Stored entries:

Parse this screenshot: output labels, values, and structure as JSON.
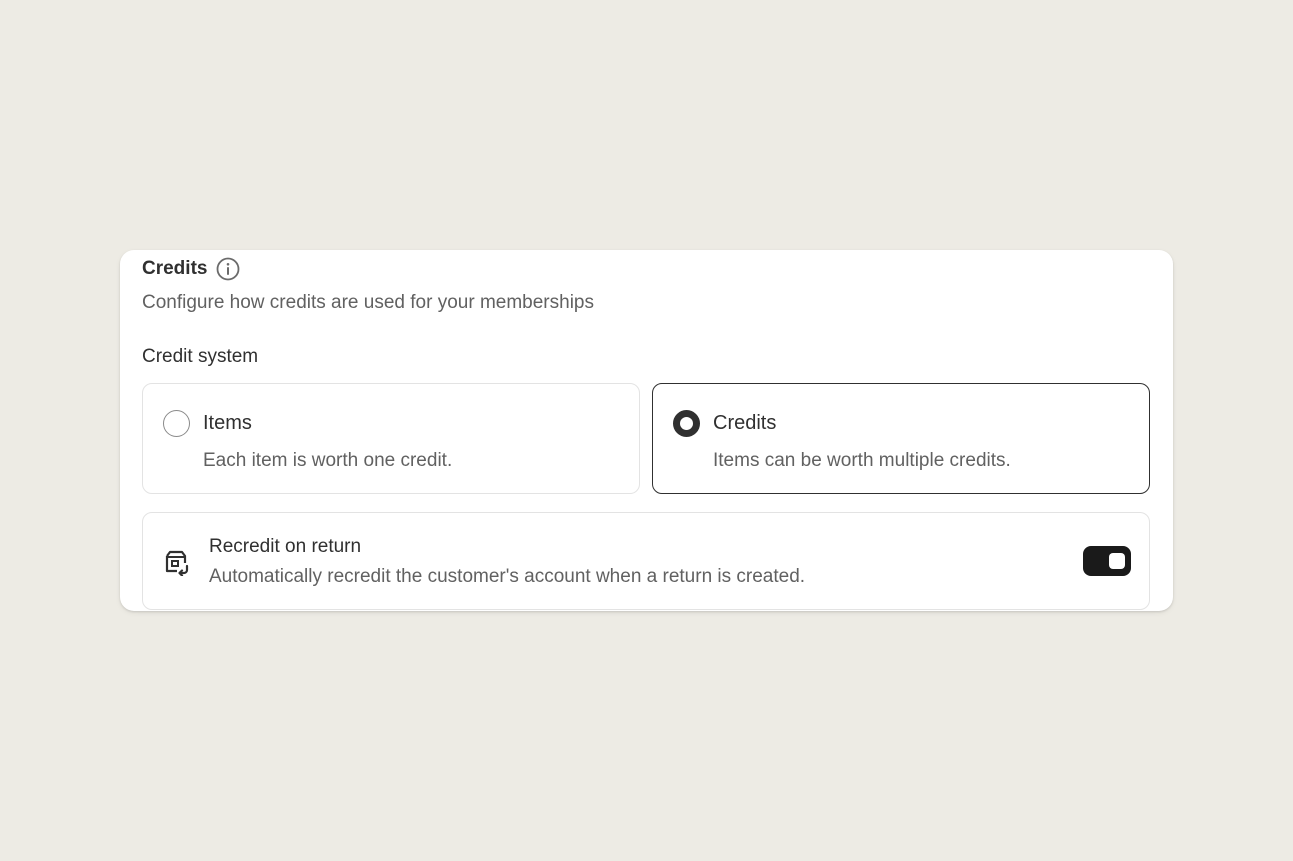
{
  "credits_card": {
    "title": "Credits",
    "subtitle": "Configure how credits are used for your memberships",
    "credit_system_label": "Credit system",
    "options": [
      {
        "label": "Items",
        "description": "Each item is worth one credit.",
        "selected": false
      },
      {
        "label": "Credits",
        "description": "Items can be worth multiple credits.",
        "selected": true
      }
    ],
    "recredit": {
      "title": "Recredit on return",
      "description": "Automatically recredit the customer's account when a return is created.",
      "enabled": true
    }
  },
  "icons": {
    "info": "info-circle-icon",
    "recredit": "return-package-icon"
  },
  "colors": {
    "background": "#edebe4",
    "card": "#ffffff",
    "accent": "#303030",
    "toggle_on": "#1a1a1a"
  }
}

SHORT PROBLEM: All of the lines above should be printed exactly, minus the pictures.

SOLUTION BELOW:
Parse this screenshot: output labels, values, and structure as JSON.
{
  "credits_card": {
    "title": "Credits",
    "subtitle": "Configure how credits are used for your memberships",
    "credit_system_label": "Credit system",
    "options": [
      {
        "label": "Items",
        "description": "Each item is worth one credit.",
        "selected": false
      },
      {
        "label": "Credits",
        "description": "Items can be worth multiple credits.",
        "selected": true
      }
    ],
    "recredit": {
      "title": "Recredit on return",
      "description": "Automatically recredit the customer's account when a return is created.",
      "enabled": true
    }
  },
  "icons": {
    "info": "info-circle-icon",
    "recredit": "return-package-icon"
  },
  "colors": {
    "background": "#edebe4",
    "card": "#ffffff",
    "accent": "#303030",
    "toggle_on": "#1a1a1a"
  }
}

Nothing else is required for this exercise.